Task statement: Rewrite everything from the start of the rows down to the row "table-cell: 21.6 xyxy=(354,828,439,860)", replacing each "column-header" with "header-cell" and leaving all else unchanged.

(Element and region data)

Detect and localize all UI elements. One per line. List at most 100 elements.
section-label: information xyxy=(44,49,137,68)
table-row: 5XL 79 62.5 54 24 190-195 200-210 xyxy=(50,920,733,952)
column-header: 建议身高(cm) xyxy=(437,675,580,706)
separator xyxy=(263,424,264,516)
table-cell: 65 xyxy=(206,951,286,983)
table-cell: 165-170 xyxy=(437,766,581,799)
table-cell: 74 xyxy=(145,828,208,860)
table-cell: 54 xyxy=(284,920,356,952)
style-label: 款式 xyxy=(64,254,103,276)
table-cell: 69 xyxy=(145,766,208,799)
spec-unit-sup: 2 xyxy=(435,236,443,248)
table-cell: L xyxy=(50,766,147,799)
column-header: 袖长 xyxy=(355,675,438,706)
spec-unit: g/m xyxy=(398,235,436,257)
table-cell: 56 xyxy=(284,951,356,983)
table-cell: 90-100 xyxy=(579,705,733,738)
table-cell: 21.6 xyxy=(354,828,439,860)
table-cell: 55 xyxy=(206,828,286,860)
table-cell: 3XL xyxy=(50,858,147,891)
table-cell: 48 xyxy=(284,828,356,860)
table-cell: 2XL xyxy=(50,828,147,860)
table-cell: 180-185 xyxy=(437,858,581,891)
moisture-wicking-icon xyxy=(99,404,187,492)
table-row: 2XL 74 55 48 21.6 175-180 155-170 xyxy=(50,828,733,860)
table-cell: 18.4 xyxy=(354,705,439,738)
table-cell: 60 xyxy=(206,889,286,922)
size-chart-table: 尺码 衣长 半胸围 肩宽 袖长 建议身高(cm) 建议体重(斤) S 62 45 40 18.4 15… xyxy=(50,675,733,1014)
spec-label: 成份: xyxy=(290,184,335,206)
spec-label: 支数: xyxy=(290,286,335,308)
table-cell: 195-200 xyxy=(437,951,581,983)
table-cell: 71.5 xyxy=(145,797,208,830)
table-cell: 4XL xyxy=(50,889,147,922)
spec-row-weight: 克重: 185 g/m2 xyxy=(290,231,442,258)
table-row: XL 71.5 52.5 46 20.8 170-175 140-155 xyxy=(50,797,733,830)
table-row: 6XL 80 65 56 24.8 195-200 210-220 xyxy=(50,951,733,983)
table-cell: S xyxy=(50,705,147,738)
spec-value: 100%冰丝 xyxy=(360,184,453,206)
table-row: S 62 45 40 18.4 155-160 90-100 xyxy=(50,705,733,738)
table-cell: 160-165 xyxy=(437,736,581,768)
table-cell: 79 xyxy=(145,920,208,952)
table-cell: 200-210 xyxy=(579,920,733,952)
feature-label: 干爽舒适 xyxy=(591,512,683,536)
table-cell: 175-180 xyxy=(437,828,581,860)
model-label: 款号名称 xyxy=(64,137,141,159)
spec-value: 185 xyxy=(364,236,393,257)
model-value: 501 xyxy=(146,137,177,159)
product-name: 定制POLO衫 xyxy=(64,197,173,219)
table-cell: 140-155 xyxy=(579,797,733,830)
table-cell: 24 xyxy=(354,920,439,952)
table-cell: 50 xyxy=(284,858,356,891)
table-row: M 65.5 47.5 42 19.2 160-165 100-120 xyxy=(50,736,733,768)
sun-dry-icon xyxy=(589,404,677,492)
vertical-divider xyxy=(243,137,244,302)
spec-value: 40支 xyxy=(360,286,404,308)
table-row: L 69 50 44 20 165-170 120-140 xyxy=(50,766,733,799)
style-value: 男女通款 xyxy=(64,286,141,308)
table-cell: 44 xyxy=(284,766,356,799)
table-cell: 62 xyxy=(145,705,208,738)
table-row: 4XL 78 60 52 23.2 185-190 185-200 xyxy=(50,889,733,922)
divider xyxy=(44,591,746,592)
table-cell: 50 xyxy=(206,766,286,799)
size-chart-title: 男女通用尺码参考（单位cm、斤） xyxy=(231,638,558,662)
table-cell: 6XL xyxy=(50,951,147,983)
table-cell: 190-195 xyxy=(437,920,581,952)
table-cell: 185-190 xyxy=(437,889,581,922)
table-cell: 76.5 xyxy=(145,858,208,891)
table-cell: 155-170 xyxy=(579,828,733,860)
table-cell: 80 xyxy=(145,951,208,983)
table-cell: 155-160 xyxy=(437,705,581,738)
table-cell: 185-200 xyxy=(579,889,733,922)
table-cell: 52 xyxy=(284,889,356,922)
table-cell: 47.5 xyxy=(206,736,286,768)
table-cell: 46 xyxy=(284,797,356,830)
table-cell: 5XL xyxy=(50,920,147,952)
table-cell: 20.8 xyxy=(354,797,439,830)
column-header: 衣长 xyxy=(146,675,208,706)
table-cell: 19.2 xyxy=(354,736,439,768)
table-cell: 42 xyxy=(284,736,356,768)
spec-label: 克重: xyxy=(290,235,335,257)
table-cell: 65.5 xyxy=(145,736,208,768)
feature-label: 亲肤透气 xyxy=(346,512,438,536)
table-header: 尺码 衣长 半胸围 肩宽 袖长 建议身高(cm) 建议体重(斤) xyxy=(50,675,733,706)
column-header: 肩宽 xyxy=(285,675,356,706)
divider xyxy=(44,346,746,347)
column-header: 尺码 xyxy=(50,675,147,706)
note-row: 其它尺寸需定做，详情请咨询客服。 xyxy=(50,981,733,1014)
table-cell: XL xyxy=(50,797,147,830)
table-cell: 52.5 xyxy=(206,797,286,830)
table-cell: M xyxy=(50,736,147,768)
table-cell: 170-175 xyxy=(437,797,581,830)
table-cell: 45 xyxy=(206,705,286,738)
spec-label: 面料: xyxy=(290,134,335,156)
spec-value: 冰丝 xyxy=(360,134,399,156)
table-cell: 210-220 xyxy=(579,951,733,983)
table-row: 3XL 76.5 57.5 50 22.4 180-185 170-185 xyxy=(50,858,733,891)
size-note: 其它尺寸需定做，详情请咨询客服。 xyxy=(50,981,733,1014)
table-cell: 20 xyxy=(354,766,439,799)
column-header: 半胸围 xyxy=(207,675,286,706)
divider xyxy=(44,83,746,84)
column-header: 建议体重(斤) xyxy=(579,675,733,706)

Response:
Detect and localize all UI elements. One per line. List at most 100 elements.
section-label: information xyxy=(44,49,137,68)
table-row: 5XL 79 62.5 54 24 190-195 200-210 xyxy=(50,920,733,952)
header-cell: 建议身高(cm) xyxy=(437,675,580,706)
separator xyxy=(263,424,264,516)
table-cell: 65 xyxy=(206,951,286,983)
table-cell: 165-170 xyxy=(437,766,581,799)
table-cell: 74 xyxy=(145,828,208,860)
table-cell: 54 xyxy=(284,920,356,952)
style-label: 款式 xyxy=(64,254,103,276)
table-cell: 69 xyxy=(145,766,208,799)
spec-unit-sup: 2 xyxy=(435,236,443,248)
table-cell: L xyxy=(50,766,147,799)
header-cell: 袖长 xyxy=(355,675,438,706)
spec-unit: g/m xyxy=(398,235,436,257)
table-cell: 56 xyxy=(284,951,356,983)
table-cell: 90-100 xyxy=(579,705,733,738)
table-cell: 21.6 xyxy=(354,828,439,860)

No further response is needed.